- THE EXERCISE -
Bring together all lines of the material below that contain the string "introducing".
++++++++
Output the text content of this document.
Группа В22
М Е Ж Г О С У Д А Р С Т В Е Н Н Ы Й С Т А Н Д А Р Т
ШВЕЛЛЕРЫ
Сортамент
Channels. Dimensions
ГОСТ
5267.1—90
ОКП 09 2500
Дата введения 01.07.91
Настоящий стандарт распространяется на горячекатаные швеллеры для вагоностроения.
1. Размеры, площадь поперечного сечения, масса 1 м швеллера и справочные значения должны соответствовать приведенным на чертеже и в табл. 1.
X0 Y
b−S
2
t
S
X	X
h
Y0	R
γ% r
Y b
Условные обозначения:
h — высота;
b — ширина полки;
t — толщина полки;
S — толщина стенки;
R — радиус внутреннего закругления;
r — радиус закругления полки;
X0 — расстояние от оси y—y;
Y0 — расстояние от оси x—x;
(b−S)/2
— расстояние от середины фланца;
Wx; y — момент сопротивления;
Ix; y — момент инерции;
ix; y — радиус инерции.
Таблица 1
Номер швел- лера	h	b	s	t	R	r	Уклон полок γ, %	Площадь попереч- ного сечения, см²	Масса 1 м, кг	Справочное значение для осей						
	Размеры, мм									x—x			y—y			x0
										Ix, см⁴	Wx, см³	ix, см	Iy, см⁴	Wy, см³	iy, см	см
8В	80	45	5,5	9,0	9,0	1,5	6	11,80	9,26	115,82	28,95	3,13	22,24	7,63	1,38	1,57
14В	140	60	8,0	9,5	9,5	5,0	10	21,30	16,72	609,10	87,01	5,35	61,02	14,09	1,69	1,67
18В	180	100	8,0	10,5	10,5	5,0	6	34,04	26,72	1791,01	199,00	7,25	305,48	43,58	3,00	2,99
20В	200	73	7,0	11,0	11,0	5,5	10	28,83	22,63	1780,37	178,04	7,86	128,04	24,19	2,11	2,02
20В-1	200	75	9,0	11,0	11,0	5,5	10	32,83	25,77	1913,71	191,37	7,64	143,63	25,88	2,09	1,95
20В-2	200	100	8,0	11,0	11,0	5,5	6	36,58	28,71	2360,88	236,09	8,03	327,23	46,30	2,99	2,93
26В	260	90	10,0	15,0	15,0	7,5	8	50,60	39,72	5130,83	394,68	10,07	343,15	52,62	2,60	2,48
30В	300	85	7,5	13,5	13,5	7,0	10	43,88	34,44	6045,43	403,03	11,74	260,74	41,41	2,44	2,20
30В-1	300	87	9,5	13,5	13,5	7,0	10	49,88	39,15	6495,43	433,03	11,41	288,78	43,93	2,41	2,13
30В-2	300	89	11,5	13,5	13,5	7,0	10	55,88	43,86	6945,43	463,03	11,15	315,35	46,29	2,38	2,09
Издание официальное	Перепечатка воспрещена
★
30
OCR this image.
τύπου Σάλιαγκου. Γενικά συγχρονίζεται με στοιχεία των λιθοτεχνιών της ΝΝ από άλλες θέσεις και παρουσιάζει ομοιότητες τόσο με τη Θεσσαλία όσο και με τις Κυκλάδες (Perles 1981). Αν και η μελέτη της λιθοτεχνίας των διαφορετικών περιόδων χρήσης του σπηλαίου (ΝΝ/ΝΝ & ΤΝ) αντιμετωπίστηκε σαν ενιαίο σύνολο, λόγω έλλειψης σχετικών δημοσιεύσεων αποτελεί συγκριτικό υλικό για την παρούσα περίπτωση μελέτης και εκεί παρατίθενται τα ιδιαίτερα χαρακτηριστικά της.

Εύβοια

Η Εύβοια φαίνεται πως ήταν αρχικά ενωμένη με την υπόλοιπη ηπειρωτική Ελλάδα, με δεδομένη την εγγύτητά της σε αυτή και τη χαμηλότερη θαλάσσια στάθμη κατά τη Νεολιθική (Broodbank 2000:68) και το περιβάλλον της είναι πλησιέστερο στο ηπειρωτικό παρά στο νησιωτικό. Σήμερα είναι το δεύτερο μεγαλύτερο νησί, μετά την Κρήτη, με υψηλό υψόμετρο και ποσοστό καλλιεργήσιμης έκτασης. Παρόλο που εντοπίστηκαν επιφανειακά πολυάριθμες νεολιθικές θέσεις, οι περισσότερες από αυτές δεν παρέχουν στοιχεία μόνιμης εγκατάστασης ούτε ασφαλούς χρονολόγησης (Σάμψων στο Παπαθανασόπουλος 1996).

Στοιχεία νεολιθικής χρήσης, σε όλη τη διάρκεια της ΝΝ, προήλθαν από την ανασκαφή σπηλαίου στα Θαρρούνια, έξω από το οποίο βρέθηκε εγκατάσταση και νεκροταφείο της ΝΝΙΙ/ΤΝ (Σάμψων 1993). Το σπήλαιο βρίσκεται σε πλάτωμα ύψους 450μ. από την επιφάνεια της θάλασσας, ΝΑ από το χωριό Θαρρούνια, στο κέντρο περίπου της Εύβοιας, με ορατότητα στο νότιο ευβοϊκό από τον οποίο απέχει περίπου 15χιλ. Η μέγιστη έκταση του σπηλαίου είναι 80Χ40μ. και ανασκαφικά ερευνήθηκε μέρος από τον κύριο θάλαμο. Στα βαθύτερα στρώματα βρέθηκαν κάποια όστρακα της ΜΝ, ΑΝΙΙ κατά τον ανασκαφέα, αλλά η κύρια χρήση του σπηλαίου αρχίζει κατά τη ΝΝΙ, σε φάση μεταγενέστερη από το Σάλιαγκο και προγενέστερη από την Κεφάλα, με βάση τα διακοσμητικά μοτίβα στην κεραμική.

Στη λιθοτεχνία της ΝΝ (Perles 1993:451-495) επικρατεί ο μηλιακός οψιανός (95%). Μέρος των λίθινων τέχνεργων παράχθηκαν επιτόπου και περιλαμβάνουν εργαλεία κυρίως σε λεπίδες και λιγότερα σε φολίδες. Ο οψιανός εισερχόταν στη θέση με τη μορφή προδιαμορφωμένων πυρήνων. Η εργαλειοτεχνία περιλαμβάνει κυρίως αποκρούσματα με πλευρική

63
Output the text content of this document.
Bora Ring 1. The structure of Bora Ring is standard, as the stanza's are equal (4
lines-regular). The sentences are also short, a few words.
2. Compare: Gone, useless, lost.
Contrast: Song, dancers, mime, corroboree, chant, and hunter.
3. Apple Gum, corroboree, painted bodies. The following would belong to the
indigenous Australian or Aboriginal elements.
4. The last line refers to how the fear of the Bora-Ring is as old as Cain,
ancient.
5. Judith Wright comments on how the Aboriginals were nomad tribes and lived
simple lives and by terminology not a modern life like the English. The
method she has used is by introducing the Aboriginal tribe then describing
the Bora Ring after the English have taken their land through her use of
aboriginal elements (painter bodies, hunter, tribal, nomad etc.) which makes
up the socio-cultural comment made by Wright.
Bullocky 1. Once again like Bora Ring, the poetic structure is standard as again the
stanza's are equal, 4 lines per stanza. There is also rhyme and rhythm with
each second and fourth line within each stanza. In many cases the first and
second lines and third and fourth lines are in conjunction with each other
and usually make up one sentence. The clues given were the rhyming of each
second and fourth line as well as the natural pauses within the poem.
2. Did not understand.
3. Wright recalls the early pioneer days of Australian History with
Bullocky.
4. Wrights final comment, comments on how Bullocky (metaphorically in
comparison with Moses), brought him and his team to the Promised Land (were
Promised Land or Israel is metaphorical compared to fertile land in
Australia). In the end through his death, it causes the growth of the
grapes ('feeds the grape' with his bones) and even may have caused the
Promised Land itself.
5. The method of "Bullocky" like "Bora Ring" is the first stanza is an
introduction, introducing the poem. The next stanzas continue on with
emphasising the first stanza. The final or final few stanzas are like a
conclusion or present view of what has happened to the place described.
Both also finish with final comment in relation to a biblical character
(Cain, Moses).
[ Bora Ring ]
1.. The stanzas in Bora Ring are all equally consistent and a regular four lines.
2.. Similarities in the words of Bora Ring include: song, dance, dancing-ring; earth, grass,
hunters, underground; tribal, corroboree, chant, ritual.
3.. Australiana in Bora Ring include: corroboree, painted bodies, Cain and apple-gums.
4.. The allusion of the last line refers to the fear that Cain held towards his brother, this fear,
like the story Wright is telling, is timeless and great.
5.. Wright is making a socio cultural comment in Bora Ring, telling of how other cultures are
++++++++
- RESPONSE TO THIS EXERCISE -
method she has used is by introducing the Aboriginal tribe then describing
introduction, introducing the poem. The next stanzas continue on with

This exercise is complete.